= WRITTEN PROBLEM =
Every line below should be copied exactly; drop the pictures.

(Dataset records)
--

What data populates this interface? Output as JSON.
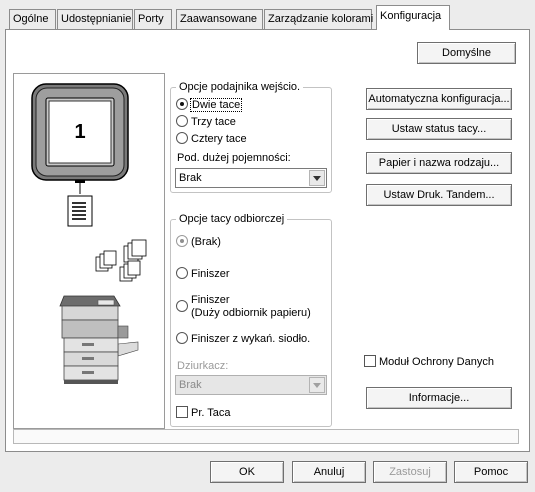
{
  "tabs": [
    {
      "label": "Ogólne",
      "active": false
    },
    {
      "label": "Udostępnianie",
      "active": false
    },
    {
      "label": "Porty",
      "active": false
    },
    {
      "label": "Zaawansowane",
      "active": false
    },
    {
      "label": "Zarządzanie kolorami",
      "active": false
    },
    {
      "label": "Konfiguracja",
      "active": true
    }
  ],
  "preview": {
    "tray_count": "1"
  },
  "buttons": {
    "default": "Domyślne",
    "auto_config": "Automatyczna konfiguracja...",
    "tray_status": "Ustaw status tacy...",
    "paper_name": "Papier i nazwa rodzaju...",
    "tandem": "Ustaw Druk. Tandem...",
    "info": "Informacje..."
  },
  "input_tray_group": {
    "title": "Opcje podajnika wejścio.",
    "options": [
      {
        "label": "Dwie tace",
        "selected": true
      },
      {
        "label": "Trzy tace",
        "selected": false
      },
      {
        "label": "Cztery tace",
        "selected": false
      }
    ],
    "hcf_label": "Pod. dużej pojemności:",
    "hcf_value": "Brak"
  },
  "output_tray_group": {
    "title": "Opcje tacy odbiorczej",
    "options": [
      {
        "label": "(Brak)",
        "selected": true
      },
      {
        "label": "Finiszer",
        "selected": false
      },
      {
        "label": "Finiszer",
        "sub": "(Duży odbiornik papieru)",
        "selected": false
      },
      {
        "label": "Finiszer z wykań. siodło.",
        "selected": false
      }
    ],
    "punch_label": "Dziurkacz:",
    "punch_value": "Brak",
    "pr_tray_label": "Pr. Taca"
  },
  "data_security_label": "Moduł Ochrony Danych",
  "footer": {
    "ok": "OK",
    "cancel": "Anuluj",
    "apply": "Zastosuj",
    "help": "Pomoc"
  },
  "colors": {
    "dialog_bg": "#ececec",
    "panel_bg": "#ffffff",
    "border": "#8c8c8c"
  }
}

--

= EXERCISE RESPONSE =
What data populates this interface? Output as JSON.
{
  "tabs": [
    {
      "label": "Ogólne",
      "active": false
    },
    {
      "label": "Udostępnianie",
      "active": false
    },
    {
      "label": "Porty",
      "active": false
    },
    {
      "label": "Zaawansowane",
      "active": false
    },
    {
      "label": "Zarządzanie kolorami",
      "active": false
    },
    {
      "label": "Konfiguracja",
      "active": true
    }
  ],
  "preview": {
    "tray_count": "1"
  },
  "buttons": {
    "default": "Domyślne",
    "auto_config": "Automatyczna konfiguracja...",
    "tray_status": "Ustaw status tacy...",
    "paper_name": "Papier i nazwa rodzaju...",
    "tandem": "Ustaw Druk. Tandem...",
    "info": "Informacje..."
  },
  "input_tray_group": {
    "title": "Opcje podajnika wejścio.",
    "options": [
      {
        "label": "Dwie tace",
        "selected": true
      },
      {
        "label": "Trzy tace",
        "selected": false
      },
      {
        "label": "Cztery tace",
        "selected": false
      }
    ],
    "hcf_label": "Pod. dużej pojemności:",
    "hcf_value": "Brak"
  },
  "output_tray_group": {
    "title": "Opcje tacy odbiorczej",
    "options": [
      {
        "label": "(Brak)",
        "selected": true
      },
      {
        "label": "Finiszer",
        "selected": false
      },
      {
        "label": "Finiszer",
        "sub": "(Duży odbiornik papieru)",
        "selected": false
      },
      {
        "label": "Finiszer z wykań. siodło.",
        "selected": false
      }
    ],
    "punch_label": "Dziurkacz:",
    "punch_value": "Brak",
    "pr_tray_label": "Pr. Taca"
  },
  "data_security_label": "Moduł Ochrony Danych",
  "footer": {
    "ok": "OK",
    "cancel": "Anuluj",
    "apply": "Zastosuj",
    "help": "Pomoc"
  },
  "colors": {
    "dialog_bg": "#ececec",
    "panel_bg": "#ffffff",
    "border": "#8c8c8c"
  }
}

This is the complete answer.